» **TASK INSTRUCTIONS**
Scan the entries below and count the lines holding the string "name". Supply only the number.
*** DATA ***
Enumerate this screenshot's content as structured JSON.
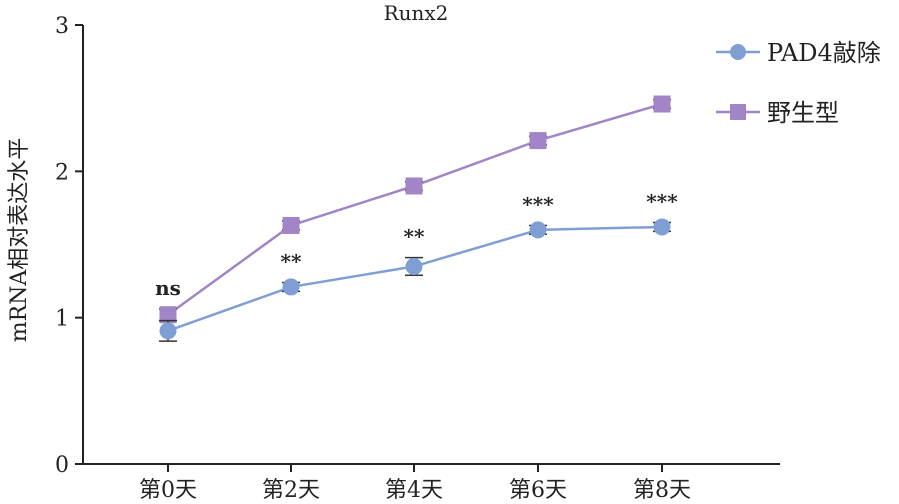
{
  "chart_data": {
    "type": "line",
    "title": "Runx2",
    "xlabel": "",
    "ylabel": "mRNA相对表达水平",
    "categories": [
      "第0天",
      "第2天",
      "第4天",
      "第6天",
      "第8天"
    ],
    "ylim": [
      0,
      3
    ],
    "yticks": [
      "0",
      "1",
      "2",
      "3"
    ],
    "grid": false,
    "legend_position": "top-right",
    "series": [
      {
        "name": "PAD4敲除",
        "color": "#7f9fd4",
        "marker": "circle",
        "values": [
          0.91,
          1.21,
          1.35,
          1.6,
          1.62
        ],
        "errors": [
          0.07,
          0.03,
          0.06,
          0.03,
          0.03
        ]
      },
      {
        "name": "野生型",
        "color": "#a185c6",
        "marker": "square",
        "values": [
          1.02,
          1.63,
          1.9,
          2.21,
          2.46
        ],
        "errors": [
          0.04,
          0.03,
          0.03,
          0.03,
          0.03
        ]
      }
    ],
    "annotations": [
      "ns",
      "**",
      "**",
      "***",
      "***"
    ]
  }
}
*** End of DATA ***
*** DATA ***
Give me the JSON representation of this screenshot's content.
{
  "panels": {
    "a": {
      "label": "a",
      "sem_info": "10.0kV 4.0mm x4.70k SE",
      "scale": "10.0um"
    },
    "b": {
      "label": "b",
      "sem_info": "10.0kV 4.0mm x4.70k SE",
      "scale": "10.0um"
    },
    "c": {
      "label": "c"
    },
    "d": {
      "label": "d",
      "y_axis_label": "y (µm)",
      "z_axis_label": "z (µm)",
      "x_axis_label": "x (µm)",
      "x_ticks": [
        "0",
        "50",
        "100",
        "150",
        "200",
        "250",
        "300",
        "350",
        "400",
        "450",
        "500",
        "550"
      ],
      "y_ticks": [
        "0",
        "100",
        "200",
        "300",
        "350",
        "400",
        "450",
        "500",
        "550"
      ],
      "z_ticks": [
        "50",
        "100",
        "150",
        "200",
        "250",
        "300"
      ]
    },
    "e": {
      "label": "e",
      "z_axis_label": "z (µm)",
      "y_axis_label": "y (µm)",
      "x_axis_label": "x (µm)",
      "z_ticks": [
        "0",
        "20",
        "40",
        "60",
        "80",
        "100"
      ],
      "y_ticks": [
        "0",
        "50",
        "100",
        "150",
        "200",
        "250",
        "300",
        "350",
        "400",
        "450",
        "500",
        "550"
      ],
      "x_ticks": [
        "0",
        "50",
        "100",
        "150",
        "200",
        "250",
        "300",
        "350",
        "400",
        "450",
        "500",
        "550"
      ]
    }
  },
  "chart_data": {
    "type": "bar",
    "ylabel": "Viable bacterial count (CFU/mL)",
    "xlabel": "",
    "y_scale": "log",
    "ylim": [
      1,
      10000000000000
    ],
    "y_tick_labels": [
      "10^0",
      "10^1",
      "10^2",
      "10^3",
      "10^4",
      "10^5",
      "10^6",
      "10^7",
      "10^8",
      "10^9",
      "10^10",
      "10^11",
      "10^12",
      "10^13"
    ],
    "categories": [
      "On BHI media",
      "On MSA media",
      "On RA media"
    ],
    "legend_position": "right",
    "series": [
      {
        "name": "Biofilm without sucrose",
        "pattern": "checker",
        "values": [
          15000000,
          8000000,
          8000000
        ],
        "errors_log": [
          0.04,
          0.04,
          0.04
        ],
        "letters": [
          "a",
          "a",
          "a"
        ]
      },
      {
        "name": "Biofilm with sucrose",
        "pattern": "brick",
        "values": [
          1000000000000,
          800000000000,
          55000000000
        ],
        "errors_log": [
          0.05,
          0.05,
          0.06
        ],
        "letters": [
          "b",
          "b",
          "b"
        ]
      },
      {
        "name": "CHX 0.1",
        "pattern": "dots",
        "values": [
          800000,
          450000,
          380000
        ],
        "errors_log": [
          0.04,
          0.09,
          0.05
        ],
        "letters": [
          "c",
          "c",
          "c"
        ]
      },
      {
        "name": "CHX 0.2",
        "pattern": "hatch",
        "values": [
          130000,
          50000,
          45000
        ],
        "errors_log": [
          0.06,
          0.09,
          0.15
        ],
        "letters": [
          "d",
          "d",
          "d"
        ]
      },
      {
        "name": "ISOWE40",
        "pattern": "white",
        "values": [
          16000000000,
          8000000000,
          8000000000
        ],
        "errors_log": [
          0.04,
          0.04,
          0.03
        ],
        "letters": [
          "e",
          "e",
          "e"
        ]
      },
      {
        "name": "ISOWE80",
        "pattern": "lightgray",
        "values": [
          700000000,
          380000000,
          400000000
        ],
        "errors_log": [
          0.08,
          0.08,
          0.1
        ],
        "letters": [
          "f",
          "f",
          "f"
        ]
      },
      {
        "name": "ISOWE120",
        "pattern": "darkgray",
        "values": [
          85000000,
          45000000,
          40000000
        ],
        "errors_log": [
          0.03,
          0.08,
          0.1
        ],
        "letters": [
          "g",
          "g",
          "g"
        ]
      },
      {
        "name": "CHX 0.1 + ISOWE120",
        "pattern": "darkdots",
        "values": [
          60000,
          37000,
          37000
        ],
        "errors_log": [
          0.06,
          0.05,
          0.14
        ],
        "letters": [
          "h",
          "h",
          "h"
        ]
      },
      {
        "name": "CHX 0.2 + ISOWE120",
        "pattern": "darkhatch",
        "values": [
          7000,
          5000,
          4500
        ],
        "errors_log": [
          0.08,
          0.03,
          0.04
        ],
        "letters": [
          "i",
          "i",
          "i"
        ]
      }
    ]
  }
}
*** End of DATA ***
» **EXERCISE ANSWER**
11